Determine the number of lines containing the word "time". Reply with it and nothing else.

** Begin **

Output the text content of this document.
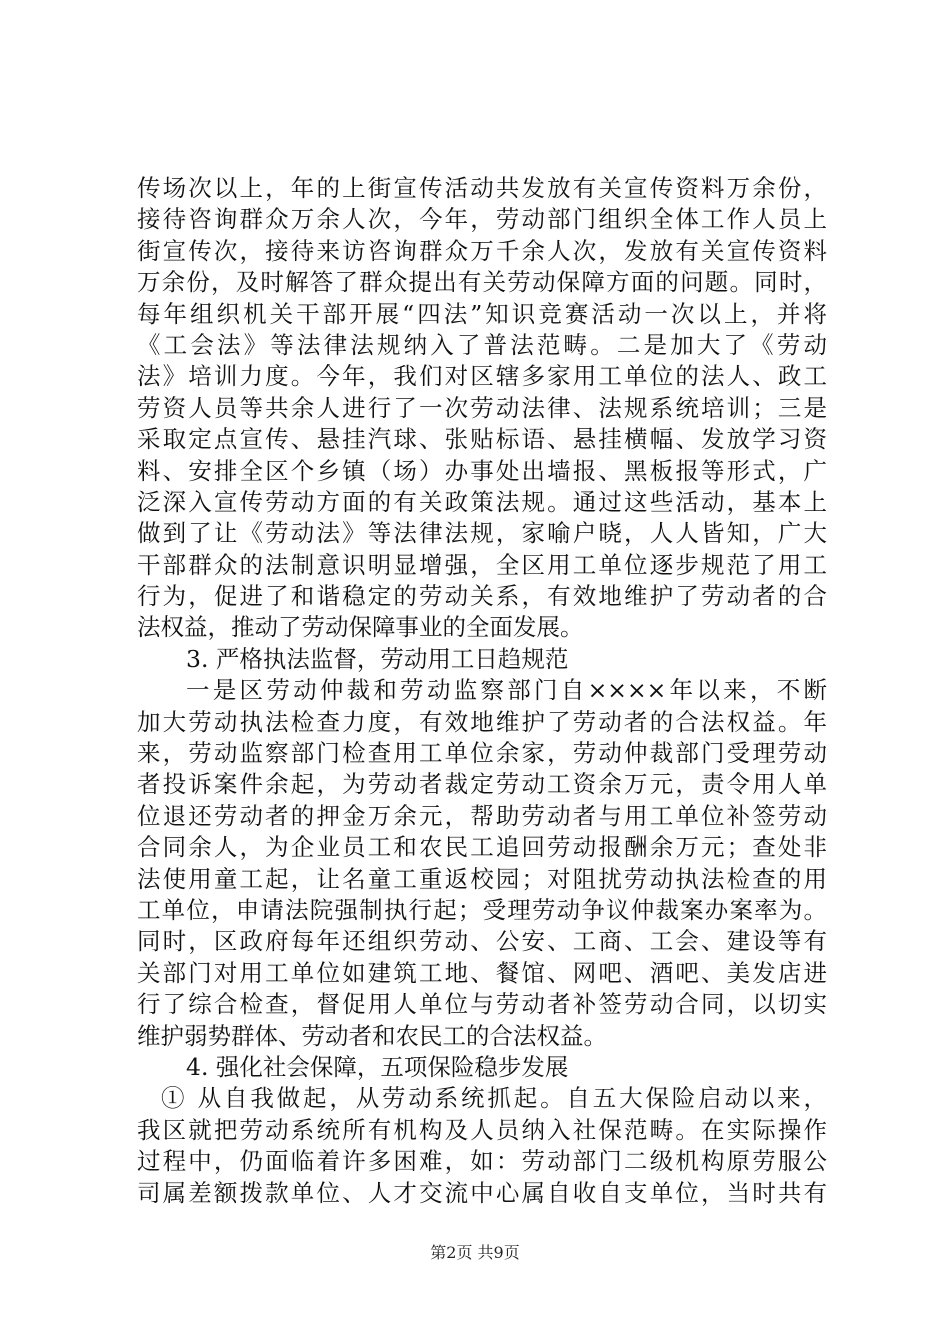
传场次以上，年的上街宣传活动共发放有关宣传资料万余份，
接待咨询群众万余人次，今年，劳动部门组织全体工作人员上
街宣传次，接待来访咨询群众万千余人次，发放有关宣传资料
万余份，及时解答了群众提出有关劳动保障方面的问题。同时，
每年组织机关干部开展“四法”知识竞赛活动一次以上，并将
《工会法》等法律法规纳入了普法范畴。二是加大了《劳动
法》培训力度。今年，我们对区辖多家用工单位的法人、政工
劳资人员等共余人进行了一次劳动法律、法规系统培训；三是
采取定点宣传、悬挂汽球、张贴标语、悬挂横幅、发放学习资
料、安排全区个乡镇（场）办事处出墙报、黑板报等形式，广
泛深入宣传劳动方面的有关政策法规。通过这些活动，基本上
做到了让《劳动法》等法律法规，家喻户晓，人人皆知，广大
干部群众的法制意识明显增强，全区用工单位逐步规范了用工
行为，促进了和谐稳定的劳动关系，有效地维护了劳动者的合
法权益，推动了劳动保障事业的全面发展。
3. 严格执法监督，劳动用工日趋规范
一是区劳动仲裁和劳动监察部门自××××年以来，不断
加大劳动执法检查力度，有效地维护了劳动者的合法权益。年
来，劳动监察部门检查用工单位余家，劳动仲裁部门受理劳动
者投诉案件余起，为劳动者裁定劳动工资余万元，责令用人单
位退还劳动者的押金万余元，帮助劳动者与用工单位补签劳动
合同余人，为企业员工和农民工追回劳动报酬余万元；查处非
法使用童工起，让名童工重返校园；对阻扰劳动执法检查的用
工单位，申请法院强制执行起；受理劳动争议仲裁案办案率为。
同时，区政府每年还组织劳动、公安、工商、工会、建设等有
关部门对用工单位如建筑工地、餐馆、网吧、酒吧、美发店进
行了综合检查，督促用人单位与劳动者补签劳动合同，以切实
维护弱势群体、劳动者和农民工的合法权益。
4. 强化社会保障，五项保险稳步发展
① 从自我做起，从劳动系统抓起。自五大保险启动以来，
我区就把劳动系统所有机构及人员纳入社保范畴。在实际操作
过程中，仍面临着许多困难，如：劳动部门二级机构原劳服公
司属差额拨款单位、人才交流中心属自收自支单位，当时共有
第2页 共9页
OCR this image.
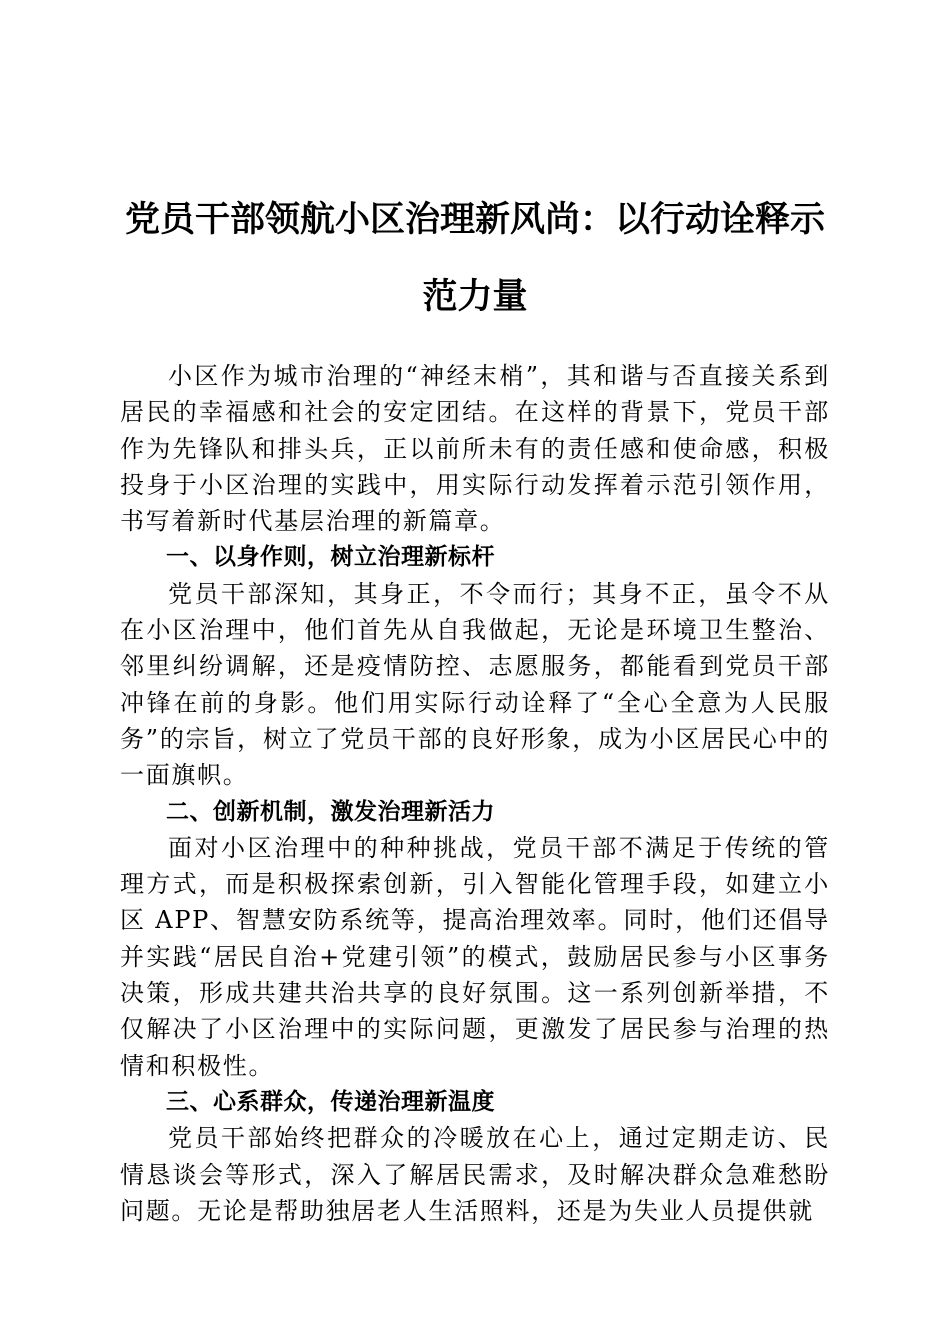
党员干部领航小区治理新风尚：以行动诠释示
范力量

小区作为城市治理的“神经末梢”，其和谐与否直接关系到居民的幸福感和社会的安定团结。在这样的背景下，党员干部作为先锋队和排头兵，正以前所未有的责任感和使命感，积极投身于小区治理的实践中，用实际行动发挥着示范引领作用，书写着新时代基层治理的新篇章。

一、以身作则，树立治理新标杆

党员干部深知，其身正，不令而行；其身不正，虽令不从在小区治理中，他们首先从自我做起，无论是环境卫生整治、邻里纠纷调解，还是疫情防控、志愿服务，都能看到党员干部冲锋在前的身影。他们用实际行动诠释了“全心全意为人民服务”的宗旨，树立了党员干部的良好形象，成为小区居民心中的一面旗帜。

二、创新机制，激发治理新活力

面对小区治理中的种种挑战，党员干部不满足于传统的管理方式，而是积极探索创新，引入智能化管理手段，如建立小区 APP、智慧安防系统等，提高治理效率。同时，他们还倡导并实践“居民自治+党建引领”的模式，鼓励居民参与小区事务决策，形成共建共治共享的良好氛围。这一系列创新举措，不仅解决了小区治理中的实际问题，更激发了居民参与治理的热情和积极性。

三、心系群众，传递治理新温度

党员干部始终把群众的冷暖放在心上，通过定期走访、民情恳谈会等形式，深入了解居民需求，及时解决群众急难愁盼问题。无论是帮助独居老人生活照料，还是为失业人员提供就
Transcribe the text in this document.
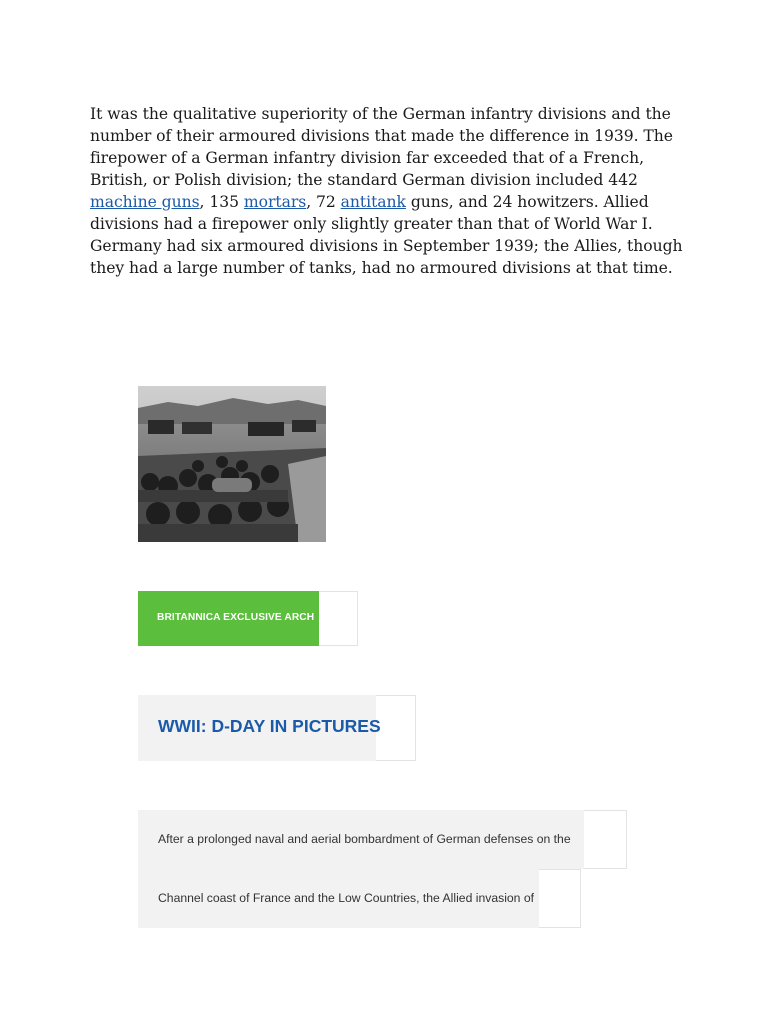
It was the qualitative superiority of the German infantry divisions and the number of their armoured divisions that made the difference in 1939. The firepower of a German infantry division far exceeded that of a French, British, or Polish division; the standard German division included 442 machine guns, 135 mortars, 72 antitank guns, and 24 howitzers. Allied divisions had a firepower only slightly greater than that of World War I. Germany had six armoured divisions in September 1939; the Allies, though they had a large number of tanks, had no armoured divisions at that time.

BRITANNICA EXCLUSIVE ARCH
WWII: D-DAY IN PICTURES
After a prolonged naval and aerial bombardment of German defenses on the
Channel coast of France and the Low Countries, the Allied invasion of
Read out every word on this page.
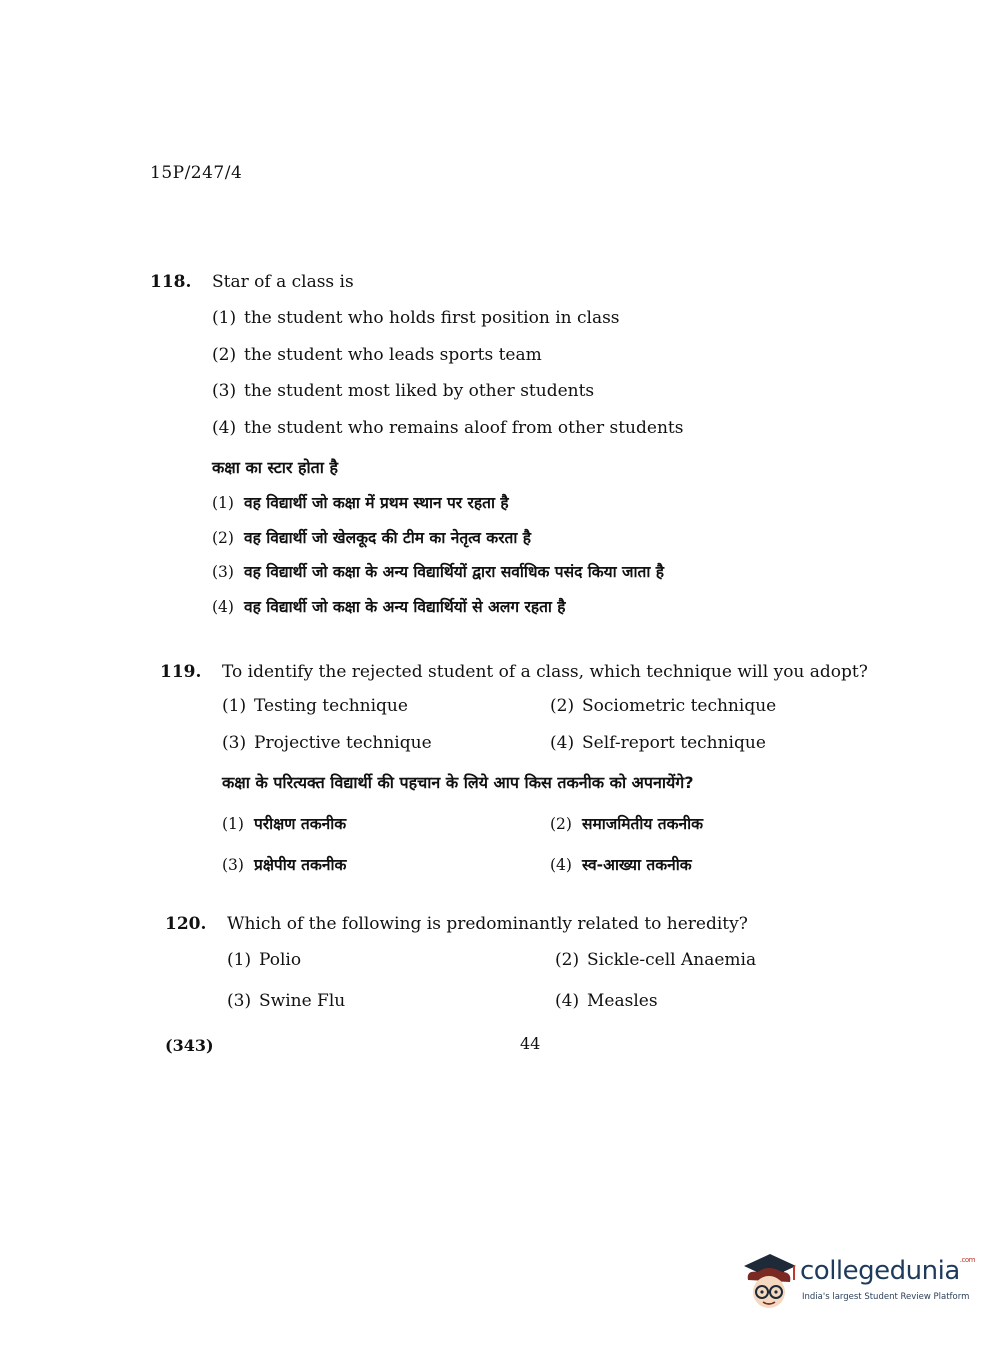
15P/247/4
118.	Star of a class is
(1) the student who holds first position in class
(2) the student who leads sports team
(3) the student most liked by other students
(4) the student who remains aloof from other students
कक्षा का स्टार होता है
(1) वह विद्यार्थी जो कक्षा में प्रथम स्थान पर रहता है
(2) वह विद्यार्थी जो खेलकूद की टीम का नेतृत्व करता है
(3) वह विद्यार्थी जो कक्षा के अन्य विद्यार्थियों द्वारा सर्वाधिक पसंद किया जाता है
(4) वह विद्यार्थी जो कक्षा के अन्य विद्यार्थियों से अलग रहता है
119.	To identify the rejected student of a class, which technique will you adopt?
(1) Testing technique	(2) Sociometric technique
(3) Projective technique	(4) Self-report technique
कक्षा के परित्यक्त विद्यार्थी की पहचान के लिये आप किस तकनीक को अपनायेंगे?
(1) परीक्षण तकनीक	(2) समाजमितीय तकनीक
(3) प्रक्षेपीय तकनीक	(4) स्व-आख्या तकनीक
120.	Which of the following is predominantly related to heredity?
(1) Polio	(2) Sickle-cell Anaemia
(3) Swine Flu	(4) Measles
(343)	44
collegedunia$^{.com}$
India's largest Student Review Platform
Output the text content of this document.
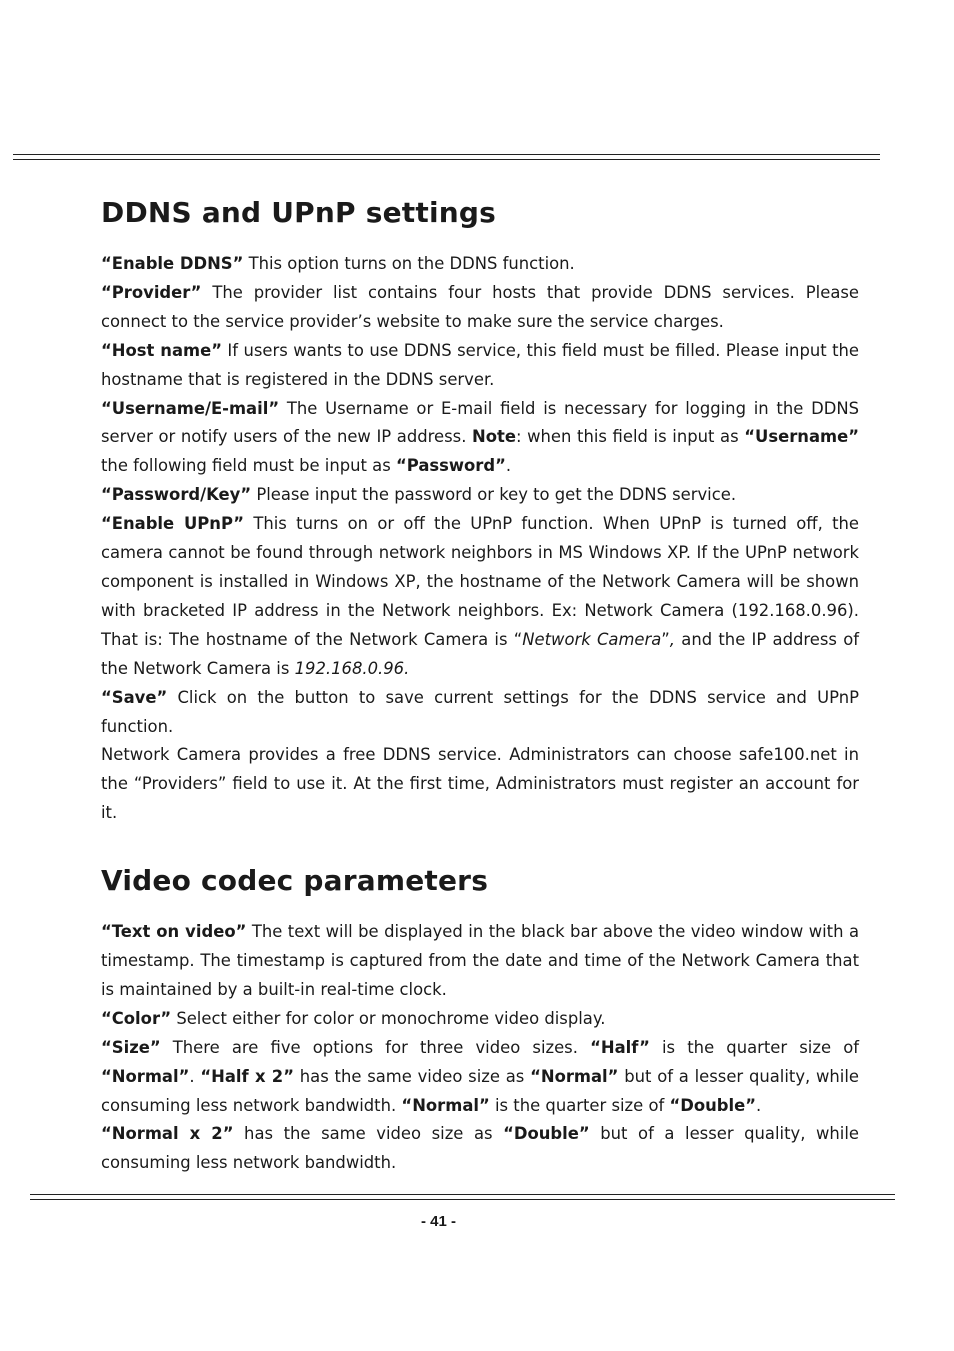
DDNS and UPnP settings

“Enable DDNS” This option turns on the DDNS function.

“Provider” The provider list contains four hosts that provide DDNS services. Please connect to the service provider’s website to make sure the service charges.

“Host name” If users wants to use DDNS service, this field must be filled. Please input the hostname that is registered in the DDNS server.

“Username/E-mail” The Username or E-mail field is necessary for logging in the DDNS server or notify users of the new IP address. Note: when this field is input as “Username” the following field must be input as “Password”.

“Password/Key” Please input the password or key to get the DDNS service.

“Enable UPnP” This turns on or off the UPnP function. When UPnP is turned off, the camera cannot be found through network neighbors in MS Windows XP. If the UPnP network component is installed in Windows XP, the hostname of the Network Camera will be shown with bracketed IP address in the Network neighbors. Ex: Network Camera (192.168.0.96). That is: The hostname of the Network Camera is “Network Camera”, and the IP address of the Network Camera is 192.168.0.96.

“Save” Click on the button to save current settings for the DDNS service and UPnP function.

Network Camera provides a free DDNS service. Administrators can choose safe100.net in the “Providers” field to use it. At the first time, Administrators must register an account for it.

Video codec parameters

“Text on video” The text will be displayed in the black bar above the video window with a timestamp. The timestamp is captured from the date and time of the Network Camera that is maintained by a built-in real-time clock.

“Color” Select either for color or monochrome video display.

“Size” There are five options for three video sizes. “Half” is the quarter size of “Normal”. “Half x 2” has the same video size as “Normal” but of a lesser quality, while consuming less network bandwidth. “Normal” is the quarter size of “Double”.

“Normal x 2” has the same video size as “Double” but of a lesser quality, while consuming less network bandwidth.

- 41 -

** End **

#### Answer:
3